What you return should match every record exactly, with the images removed.

--- --- ---

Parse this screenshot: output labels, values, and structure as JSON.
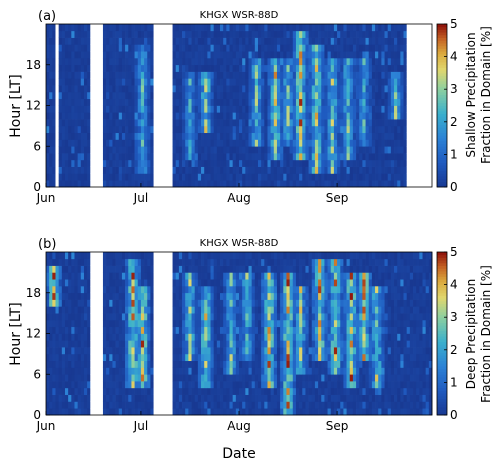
{
  "chart_data": [
    {
      "type": "heatmap",
      "panel_label": "(a)",
      "title": "KHGX WSR-88D",
      "xlabel": "",
      "ylabel": "Hour [LT]",
      "x_ticks": [
        "Jun",
        "Jul",
        "Aug",
        "Sep"
      ],
      "y_ticks": [
        "0",
        "6",
        "12",
        "18"
      ],
      "xlim": [
        "Jun 1",
        "Sep 30"
      ],
      "ylim": [
        0,
        23
      ],
      "colorbar": {
        "label_line1": "Shallow Precipitation",
        "label_line2": "Fraction in Domain [%]",
        "ticks": [
          "0",
          "1",
          "2",
          "3",
          "4",
          "5"
        ],
        "range": [
          0,
          5
        ]
      },
      "missing_days": [
        3,
        14,
        15,
        16,
        17,
        34,
        35,
        36,
        37,
        38,
        39,
        114,
        115,
        116,
        117,
        118,
        119,
        120,
        121
      ],
      "active_periods": [
        {
          "day": 30,
          "hours": [
            2,
            20
          ],
          "peak": 3.0
        },
        {
          "day": 45,
          "hours": [
            4,
            16
          ],
          "peak": 2.8
        },
        {
          "day": 50,
          "hours": [
            8,
            16
          ],
          "peak": 4.0
        },
        {
          "day": 66,
          "hours": [
            6,
            18
          ],
          "peak": 3.5
        },
        {
          "day": 72,
          "hours": [
            4,
            18
          ],
          "peak": 4.5
        },
        {
          "day": 76,
          "hours": [
            6,
            18
          ],
          "peak": 3.5
        },
        {
          "day": 80,
          "hours": [
            4,
            22
          ],
          "peak": 5.0
        },
        {
          "day": 85,
          "hours": [
            2,
            20
          ],
          "peak": 4.5
        },
        {
          "day": 90,
          "hours": [
            2,
            18
          ],
          "peak": 3.8
        },
        {
          "day": 95,
          "hours": [
            4,
            18
          ],
          "peak": 3.5
        },
        {
          "day": 100,
          "hours": [
            6,
            18
          ],
          "peak": 3.0
        },
        {
          "day": 110,
          "hours": [
            10,
            16
          ],
          "peak": 3.5
        }
      ]
    },
    {
      "type": "heatmap",
      "panel_label": "(b)",
      "title": "KHGX WSR-88D",
      "xlabel": "Date",
      "ylabel": "Hour [LT]",
      "x_ticks": [
        "Jun",
        "Jul",
        "Aug",
        "Sep"
      ],
      "y_ticks": [
        "0",
        "6",
        "12",
        "18"
      ],
      "xlim": [
        "Jun 1",
        "Sep 30"
      ],
      "ylim": [
        0,
        23
      ],
      "colorbar": {
        "label_line1": "Deep Precipitation",
        "label_line2": "Fraction in Domain [%]",
        "ticks": [
          "0",
          "1",
          "2",
          "3",
          "4",
          "5"
        ],
        "range": [
          0,
          5
        ]
      },
      "missing_days": [
        14,
        15,
        16,
        17,
        34,
        35,
        36,
        37,
        38,
        39
      ],
      "active_periods": [
        {
          "day": 2,
          "hours": [
            16,
            21
          ],
          "peak": 5.0
        },
        {
          "day": 27,
          "hours": [
            4,
            22
          ],
          "peak": 5.0
        },
        {
          "day": 30,
          "hours": [
            4,
            18
          ],
          "peak": 5.0
        },
        {
          "day": 45,
          "hours": [
            8,
            20
          ],
          "peak": 4.0
        },
        {
          "day": 50,
          "hours": [
            4,
            18
          ],
          "peak": 4.5
        },
        {
          "day": 58,
          "hours": [
            6,
            20
          ],
          "peak": 3.5
        },
        {
          "day": 63,
          "hours": [
            8,
            20
          ],
          "peak": 3.5
        },
        {
          "day": 70,
          "hours": [
            4,
            20
          ],
          "peak": 5.0
        },
        {
          "day": 76,
          "hours": [
            0,
            20
          ],
          "peak": 5.0
        },
        {
          "day": 80,
          "hours": [
            6,
            18
          ],
          "peak": 4.0
        },
        {
          "day": 86,
          "hours": [
            8,
            22
          ],
          "peak": 5.0
        },
        {
          "day": 91,
          "hours": [
            6,
            22
          ],
          "peak": 5.0
        },
        {
          "day": 96,
          "hours": [
            4,
            20
          ],
          "peak": 5.0
        },
        {
          "day": 100,
          "hours": [
            8,
            20
          ],
          "peak": 5.0
        },
        {
          "day": 104,
          "hours": [
            4,
            18
          ],
          "peak": 4.0
        }
      ]
    }
  ]
}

--- --- ---

(SOLVED EXERCISE)
Parse this screenshot: output labels, values, and structure as JSON.
{
  "chart_data": [
    {
      "type": "heatmap",
      "panel_label": "(a)",
      "title": "KHGX WSR-88D",
      "xlabel": "",
      "ylabel": "Hour [LT]",
      "x_ticks": [
        "Jun",
        "Jul",
        "Aug",
        "Sep"
      ],
      "y_ticks": [
        "0",
        "6",
        "12",
        "18"
      ],
      "xlim": [
        "Jun 1",
        "Sep 30"
      ],
      "ylim": [
        0,
        23
      ],
      "colorbar": {
        "label_line1": "Shallow Precipitation",
        "label_line2": "Fraction in Domain [%]",
        "ticks": [
          "0",
          "1",
          "2",
          "3",
          "4",
          "5"
        ],
        "range": [
          0,
          5
        ]
      },
      "missing_days": [
        3,
        14,
        15,
        16,
        17,
        34,
        35,
        36,
        37,
        38,
        39,
        114,
        115,
        116,
        117,
        118,
        119,
        120,
        121
      ],
      "active_periods": [
        {
          "day": 30,
          "hours": [
            2,
            20
          ],
          "peak": 3.0
        },
        {
          "day": 45,
          "hours": [
            4,
            16
          ],
          "peak": 2.8
        },
        {
          "day": 50,
          "hours": [
            8,
            16
          ],
          "peak": 4.0
        },
        {
          "day": 66,
          "hours": [
            6,
            18
          ],
          "peak": 3.5
        },
        {
          "day": 72,
          "hours": [
            4,
            18
          ],
          "peak": 4.5
        },
        {
          "day": 76,
          "hours": [
            6,
            18
          ],
          "peak": 3.5
        },
        {
          "day": 80,
          "hours": [
            4,
            22
          ],
          "peak": 5.0
        },
        {
          "day": 85,
          "hours": [
            2,
            20
          ],
          "peak": 4.5
        },
        {
          "day": 90,
          "hours": [
            2,
            18
          ],
          "peak": 3.8
        },
        {
          "day": 95,
          "hours": [
            4,
            18
          ],
          "peak": 3.5
        },
        {
          "day": 100,
          "hours": [
            6,
            18
          ],
          "peak": 3.0
        },
        {
          "day": 110,
          "hours": [
            10,
            16
          ],
          "peak": 3.5
        }
      ]
    },
    {
      "type": "heatmap",
      "panel_label": "(b)",
      "title": "KHGX WSR-88D",
      "xlabel": "Date",
      "ylabel": "Hour [LT]",
      "x_ticks": [
        "Jun",
        "Jul",
        "Aug",
        "Sep"
      ],
      "y_ticks": [
        "0",
        "6",
        "12",
        "18"
      ],
      "xlim": [
        "Jun 1",
        "Sep 30"
      ],
      "ylim": [
        0,
        23
      ],
      "colorbar": {
        "label_line1": "Deep Precipitation",
        "label_line2": "Fraction in Domain [%]",
        "ticks": [
          "0",
          "1",
          "2",
          "3",
          "4",
          "5"
        ],
        "range": [
          0,
          5
        ]
      },
      "missing_days": [
        14,
        15,
        16,
        17,
        34,
        35,
        36,
        37,
        38,
        39
      ],
      "active_periods": [
        {
          "day": 2,
          "hours": [
            16,
            21
          ],
          "peak": 5.0
        },
        {
          "day": 27,
          "hours": [
            4,
            22
          ],
          "peak": 5.0
        },
        {
          "day": 30,
          "hours": [
            4,
            18
          ],
          "peak": 5.0
        },
        {
          "day": 45,
          "hours": [
            8,
            20
          ],
          "peak": 4.0
        },
        {
          "day": 50,
          "hours": [
            4,
            18
          ],
          "peak": 4.5
        },
        {
          "day": 58,
          "hours": [
            6,
            20
          ],
          "peak": 3.5
        },
        {
          "day": 63,
          "hours": [
            8,
            20
          ],
          "peak": 3.5
        },
        {
          "day": 70,
          "hours": [
            4,
            20
          ],
          "peak": 5.0
        },
        {
          "day": 76,
          "hours": [
            0,
            20
          ],
          "peak": 5.0
        },
        {
          "day": 80,
          "hours": [
            6,
            18
          ],
          "peak": 4.0
        },
        {
          "day": 86,
          "hours": [
            8,
            22
          ],
          "peak": 5.0
        },
        {
          "day": 91,
          "hours": [
            6,
            22
          ],
          "peak": 5.0
        },
        {
          "day": 96,
          "hours": [
            4,
            20
          ],
          "peak": 5.0
        },
        {
          "day": 100,
          "hours": [
            8,
            20
          ],
          "peak": 5.0
        },
        {
          "day": 104,
          "hours": [
            4,
            18
          ],
          "peak": 4.0
        }
      ]
    }
  ]
}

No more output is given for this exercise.